All of the material below is to be restated word for word, apart from the pictures.

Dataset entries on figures

/---

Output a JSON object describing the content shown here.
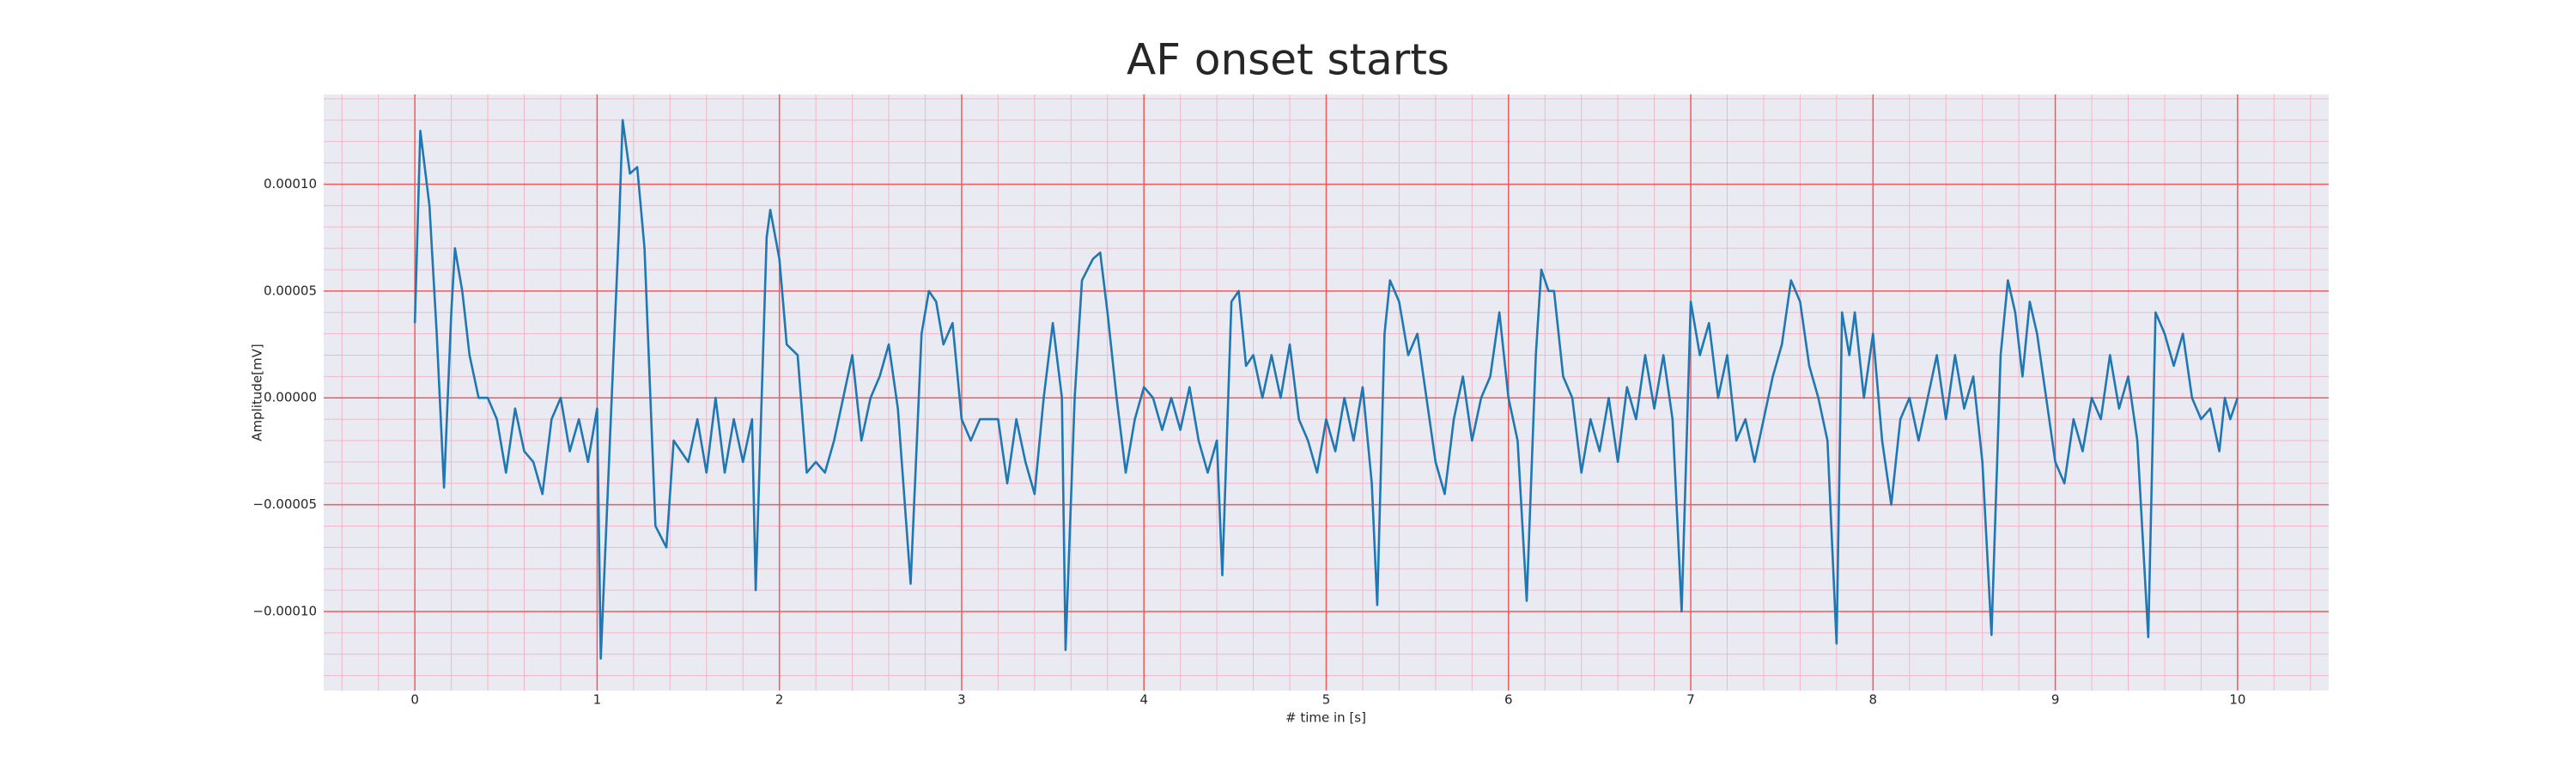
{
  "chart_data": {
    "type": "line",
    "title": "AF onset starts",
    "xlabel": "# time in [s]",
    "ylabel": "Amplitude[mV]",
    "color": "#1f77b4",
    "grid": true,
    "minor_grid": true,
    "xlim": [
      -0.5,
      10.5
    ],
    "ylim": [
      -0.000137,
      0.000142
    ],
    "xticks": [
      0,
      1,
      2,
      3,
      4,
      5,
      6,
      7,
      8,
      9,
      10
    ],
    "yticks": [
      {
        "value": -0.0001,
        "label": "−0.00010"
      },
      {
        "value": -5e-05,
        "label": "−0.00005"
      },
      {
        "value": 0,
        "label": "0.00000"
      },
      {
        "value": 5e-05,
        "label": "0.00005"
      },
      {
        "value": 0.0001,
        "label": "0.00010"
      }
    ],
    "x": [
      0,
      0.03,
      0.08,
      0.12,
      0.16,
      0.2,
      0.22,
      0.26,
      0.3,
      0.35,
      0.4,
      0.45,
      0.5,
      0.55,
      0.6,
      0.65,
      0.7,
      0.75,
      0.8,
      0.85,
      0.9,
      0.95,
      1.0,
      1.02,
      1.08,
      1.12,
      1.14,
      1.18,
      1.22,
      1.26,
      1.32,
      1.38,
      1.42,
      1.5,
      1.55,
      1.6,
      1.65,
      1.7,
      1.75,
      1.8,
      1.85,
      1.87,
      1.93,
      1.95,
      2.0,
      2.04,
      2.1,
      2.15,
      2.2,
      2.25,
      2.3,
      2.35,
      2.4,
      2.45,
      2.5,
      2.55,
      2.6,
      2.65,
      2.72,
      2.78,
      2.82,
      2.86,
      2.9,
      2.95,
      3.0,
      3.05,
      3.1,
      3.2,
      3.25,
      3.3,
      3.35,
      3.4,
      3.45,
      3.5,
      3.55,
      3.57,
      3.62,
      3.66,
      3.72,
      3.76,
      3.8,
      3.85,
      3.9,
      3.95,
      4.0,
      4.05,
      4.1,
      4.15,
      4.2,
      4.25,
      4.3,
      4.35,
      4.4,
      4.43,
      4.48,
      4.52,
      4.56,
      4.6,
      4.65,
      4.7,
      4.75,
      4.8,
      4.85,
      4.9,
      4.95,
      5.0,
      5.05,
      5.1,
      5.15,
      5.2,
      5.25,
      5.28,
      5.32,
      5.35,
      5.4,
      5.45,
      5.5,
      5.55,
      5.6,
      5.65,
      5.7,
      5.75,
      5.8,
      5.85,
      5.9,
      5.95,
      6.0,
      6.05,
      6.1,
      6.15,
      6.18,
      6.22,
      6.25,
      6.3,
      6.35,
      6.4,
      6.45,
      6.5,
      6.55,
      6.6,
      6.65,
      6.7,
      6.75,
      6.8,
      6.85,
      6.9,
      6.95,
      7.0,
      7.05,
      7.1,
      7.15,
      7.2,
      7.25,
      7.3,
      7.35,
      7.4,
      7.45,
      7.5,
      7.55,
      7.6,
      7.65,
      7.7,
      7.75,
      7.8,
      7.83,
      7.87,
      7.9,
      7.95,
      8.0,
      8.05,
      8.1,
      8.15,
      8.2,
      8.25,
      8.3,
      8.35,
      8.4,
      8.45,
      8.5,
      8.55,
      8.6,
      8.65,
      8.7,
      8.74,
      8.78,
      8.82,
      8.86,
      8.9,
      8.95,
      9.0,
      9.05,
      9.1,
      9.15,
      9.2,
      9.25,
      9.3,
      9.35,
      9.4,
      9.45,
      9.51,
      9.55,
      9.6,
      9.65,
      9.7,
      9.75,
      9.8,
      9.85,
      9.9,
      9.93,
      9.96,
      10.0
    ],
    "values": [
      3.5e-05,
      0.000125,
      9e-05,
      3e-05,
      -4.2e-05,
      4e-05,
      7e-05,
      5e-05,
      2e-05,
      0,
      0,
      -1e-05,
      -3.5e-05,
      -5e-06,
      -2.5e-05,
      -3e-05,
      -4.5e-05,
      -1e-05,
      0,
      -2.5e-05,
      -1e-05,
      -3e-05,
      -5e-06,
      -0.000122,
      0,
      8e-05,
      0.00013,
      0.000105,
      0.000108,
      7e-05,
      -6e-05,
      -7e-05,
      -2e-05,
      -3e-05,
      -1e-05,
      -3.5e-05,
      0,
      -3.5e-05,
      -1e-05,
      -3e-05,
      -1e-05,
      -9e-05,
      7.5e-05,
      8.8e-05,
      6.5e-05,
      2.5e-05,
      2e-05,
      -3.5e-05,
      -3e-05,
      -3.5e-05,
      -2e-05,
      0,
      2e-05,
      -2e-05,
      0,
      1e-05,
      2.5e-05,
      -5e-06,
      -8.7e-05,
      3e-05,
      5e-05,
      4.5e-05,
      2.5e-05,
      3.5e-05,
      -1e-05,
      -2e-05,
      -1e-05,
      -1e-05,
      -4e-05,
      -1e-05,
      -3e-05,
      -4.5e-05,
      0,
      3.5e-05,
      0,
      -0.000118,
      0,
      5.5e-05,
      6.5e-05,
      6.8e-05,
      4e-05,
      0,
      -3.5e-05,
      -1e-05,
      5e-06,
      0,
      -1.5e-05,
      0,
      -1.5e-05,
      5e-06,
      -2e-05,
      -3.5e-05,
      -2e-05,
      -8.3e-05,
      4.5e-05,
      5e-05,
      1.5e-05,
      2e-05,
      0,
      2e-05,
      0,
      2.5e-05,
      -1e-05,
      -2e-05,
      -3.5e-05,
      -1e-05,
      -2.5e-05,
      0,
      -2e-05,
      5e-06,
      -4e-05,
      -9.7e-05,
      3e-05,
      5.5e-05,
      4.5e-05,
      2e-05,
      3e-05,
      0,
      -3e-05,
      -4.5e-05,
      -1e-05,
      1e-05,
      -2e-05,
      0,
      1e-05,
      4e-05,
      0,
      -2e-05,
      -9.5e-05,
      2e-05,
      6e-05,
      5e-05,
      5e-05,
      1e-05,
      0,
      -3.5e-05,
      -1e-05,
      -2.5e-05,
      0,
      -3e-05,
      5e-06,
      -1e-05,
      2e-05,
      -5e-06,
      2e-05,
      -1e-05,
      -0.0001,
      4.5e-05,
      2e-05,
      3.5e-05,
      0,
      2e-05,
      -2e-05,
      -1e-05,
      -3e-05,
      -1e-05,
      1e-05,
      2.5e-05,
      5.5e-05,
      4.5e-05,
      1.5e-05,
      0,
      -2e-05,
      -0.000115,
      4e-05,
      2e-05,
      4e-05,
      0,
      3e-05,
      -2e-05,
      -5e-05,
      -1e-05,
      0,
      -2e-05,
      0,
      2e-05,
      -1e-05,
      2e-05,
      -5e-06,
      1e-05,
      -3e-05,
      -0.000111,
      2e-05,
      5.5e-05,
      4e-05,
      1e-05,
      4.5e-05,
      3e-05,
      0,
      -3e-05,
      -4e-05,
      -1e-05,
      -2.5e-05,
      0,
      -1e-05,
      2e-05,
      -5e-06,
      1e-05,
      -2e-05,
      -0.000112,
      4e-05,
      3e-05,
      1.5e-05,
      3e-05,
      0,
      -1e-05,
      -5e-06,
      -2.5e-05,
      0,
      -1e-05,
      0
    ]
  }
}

\---

• [EXERCISE RESPONSE]
Output a JSON object describing the content shown here.
{
  "chart_data": {
    "type": "line",
    "title": "AF onset starts",
    "xlabel": "# time in [s]",
    "ylabel": "Amplitude[mV]",
    "color": "#1f77b4",
    "grid": true,
    "minor_grid": true,
    "xlim": [
      -0.5,
      10.5
    ],
    "ylim": [
      -0.000137,
      0.000142
    ],
    "xticks": [
      0,
      1,
      2,
      3,
      4,
      5,
      6,
      7,
      8,
      9,
      10
    ],
    "yticks": [
      {
        "value": -0.0001,
        "label": "−0.00010"
      },
      {
        "value": -5e-05,
        "label": "−0.00005"
      },
      {
        "value": 0,
        "label": "0.00000"
      },
      {
        "value": 5e-05,
        "label": "0.00005"
      },
      {
        "value": 0.0001,
        "label": "0.00010"
      }
    ],
    "x": [
      0,
      0.03,
      0.08,
      0.12,
      0.16,
      0.2,
      0.22,
      0.26,
      0.3,
      0.35,
      0.4,
      0.45,
      0.5,
      0.55,
      0.6,
      0.65,
      0.7,
      0.75,
      0.8,
      0.85,
      0.9,
      0.95,
      1.0,
      1.02,
      1.08,
      1.12,
      1.14,
      1.18,
      1.22,
      1.26,
      1.32,
      1.38,
      1.42,
      1.5,
      1.55,
      1.6,
      1.65,
      1.7,
      1.75,
      1.8,
      1.85,
      1.87,
      1.93,
      1.95,
      2.0,
      2.04,
      2.1,
      2.15,
      2.2,
      2.25,
      2.3,
      2.35,
      2.4,
      2.45,
      2.5,
      2.55,
      2.6,
      2.65,
      2.72,
      2.78,
      2.82,
      2.86,
      2.9,
      2.95,
      3.0,
      3.05,
      3.1,
      3.2,
      3.25,
      3.3,
      3.35,
      3.4,
      3.45,
      3.5,
      3.55,
      3.57,
      3.62,
      3.66,
      3.72,
      3.76,
      3.8,
      3.85,
      3.9,
      3.95,
      4.0,
      4.05,
      4.1,
      4.15,
      4.2,
      4.25,
      4.3,
      4.35,
      4.4,
      4.43,
      4.48,
      4.52,
      4.56,
      4.6,
      4.65,
      4.7,
      4.75,
      4.8,
      4.85,
      4.9,
      4.95,
      5.0,
      5.05,
      5.1,
      5.15,
      5.2,
      5.25,
      5.28,
      5.32,
      5.35,
      5.4,
      5.45,
      5.5,
      5.55,
      5.6,
      5.65,
      5.7,
      5.75,
      5.8,
      5.85,
      5.9,
      5.95,
      6.0,
      6.05,
      6.1,
      6.15,
      6.18,
      6.22,
      6.25,
      6.3,
      6.35,
      6.4,
      6.45,
      6.5,
      6.55,
      6.6,
      6.65,
      6.7,
      6.75,
      6.8,
      6.85,
      6.9,
      6.95,
      7.0,
      7.05,
      7.1,
      7.15,
      7.2,
      7.25,
      7.3,
      7.35,
      7.4,
      7.45,
      7.5,
      7.55,
      7.6,
      7.65,
      7.7,
      7.75,
      7.8,
      7.83,
      7.87,
      7.9,
      7.95,
      8.0,
      8.05,
      8.1,
      8.15,
      8.2,
      8.25,
      8.3,
      8.35,
      8.4,
      8.45,
      8.5,
      8.55,
      8.6,
      8.65,
      8.7,
      8.74,
      8.78,
      8.82,
      8.86,
      8.9,
      8.95,
      9.0,
      9.05,
      9.1,
      9.15,
      9.2,
      9.25,
      9.3,
      9.35,
      9.4,
      9.45,
      9.51,
      9.55,
      9.6,
      9.65,
      9.7,
      9.75,
      9.8,
      9.85,
      9.9,
      9.93,
      9.96,
      10.0
    ],
    "values": [
      3.5e-05,
      0.000125,
      9e-05,
      3e-05,
      -4.2e-05,
      4e-05,
      7e-05,
      5e-05,
      2e-05,
      0,
      0,
      -1e-05,
      -3.5e-05,
      -5e-06,
      -2.5e-05,
      -3e-05,
      -4.5e-05,
      -1e-05,
      0,
      -2.5e-05,
      -1e-05,
      -3e-05,
      -5e-06,
      -0.000122,
      0,
      8e-05,
      0.00013,
      0.000105,
      0.000108,
      7e-05,
      -6e-05,
      -7e-05,
      -2e-05,
      -3e-05,
      -1e-05,
      -3.5e-05,
      0,
      -3.5e-05,
      -1e-05,
      -3e-05,
      -1e-05,
      -9e-05,
      7.5e-05,
      8.8e-05,
      6.5e-05,
      2.5e-05,
      2e-05,
      -3.5e-05,
      -3e-05,
      -3.5e-05,
      -2e-05,
      0,
      2e-05,
      -2e-05,
      0,
      1e-05,
      2.5e-05,
      -5e-06,
      -8.7e-05,
      3e-05,
      5e-05,
      4.5e-05,
      2.5e-05,
      3.5e-05,
      -1e-05,
      -2e-05,
      -1e-05,
      -1e-05,
      -4e-05,
      -1e-05,
      -3e-05,
      -4.5e-05,
      0,
      3.5e-05,
      0,
      -0.000118,
      0,
      5.5e-05,
      6.5e-05,
      6.8e-05,
      4e-05,
      0,
      -3.5e-05,
      -1e-05,
      5e-06,
      0,
      -1.5e-05,
      0,
      -1.5e-05,
      5e-06,
      -2e-05,
      -3.5e-05,
      -2e-05,
      -8.3e-05,
      4.5e-05,
      5e-05,
      1.5e-05,
      2e-05,
      0,
      2e-05,
      0,
      2.5e-05,
      -1e-05,
      -2e-05,
      -3.5e-05,
      -1e-05,
      -2.5e-05,
      0,
      -2e-05,
      5e-06,
      -4e-05,
      -9.7e-05,
      3e-05,
      5.5e-05,
      4.5e-05,
      2e-05,
      3e-05,
      0,
      -3e-05,
      -4.5e-05,
      -1e-05,
      1e-05,
      -2e-05,
      0,
      1e-05,
      4e-05,
      0,
      -2e-05,
      -9.5e-05,
      2e-05,
      6e-05,
      5e-05,
      5e-05,
      1e-05,
      0,
      -3.5e-05,
      -1e-05,
      -2.5e-05,
      0,
      -3e-05,
      5e-06,
      -1e-05,
      2e-05,
      -5e-06,
      2e-05,
      -1e-05,
      -0.0001,
      4.5e-05,
      2e-05,
      3.5e-05,
      0,
      2e-05,
      -2e-05,
      -1e-05,
      -3e-05,
      -1e-05,
      1e-05,
      2.5e-05,
      5.5e-05,
      4.5e-05,
      1.5e-05,
      0,
      -2e-05,
      -0.000115,
      4e-05,
      2e-05,
      4e-05,
      0,
      3e-05,
      -2e-05,
      -5e-05,
      -1e-05,
      0,
      -2e-05,
      0,
      2e-05,
      -1e-05,
      2e-05,
      -5e-06,
      1e-05,
      -3e-05,
      -0.000111,
      2e-05,
      5.5e-05,
      4e-05,
      1e-05,
      4.5e-05,
      3e-05,
      0,
      -3e-05,
      -4e-05,
      -1e-05,
      -2.5e-05,
      0,
      -1e-05,
      2e-05,
      -5e-06,
      1e-05,
      -2e-05,
      -0.000112,
      4e-05,
      3e-05,
      1.5e-05,
      3e-05,
      0,
      -1e-05,
      -5e-06,
      -2.5e-05,
      0,
      -1e-05,
      0
    ]
  }
}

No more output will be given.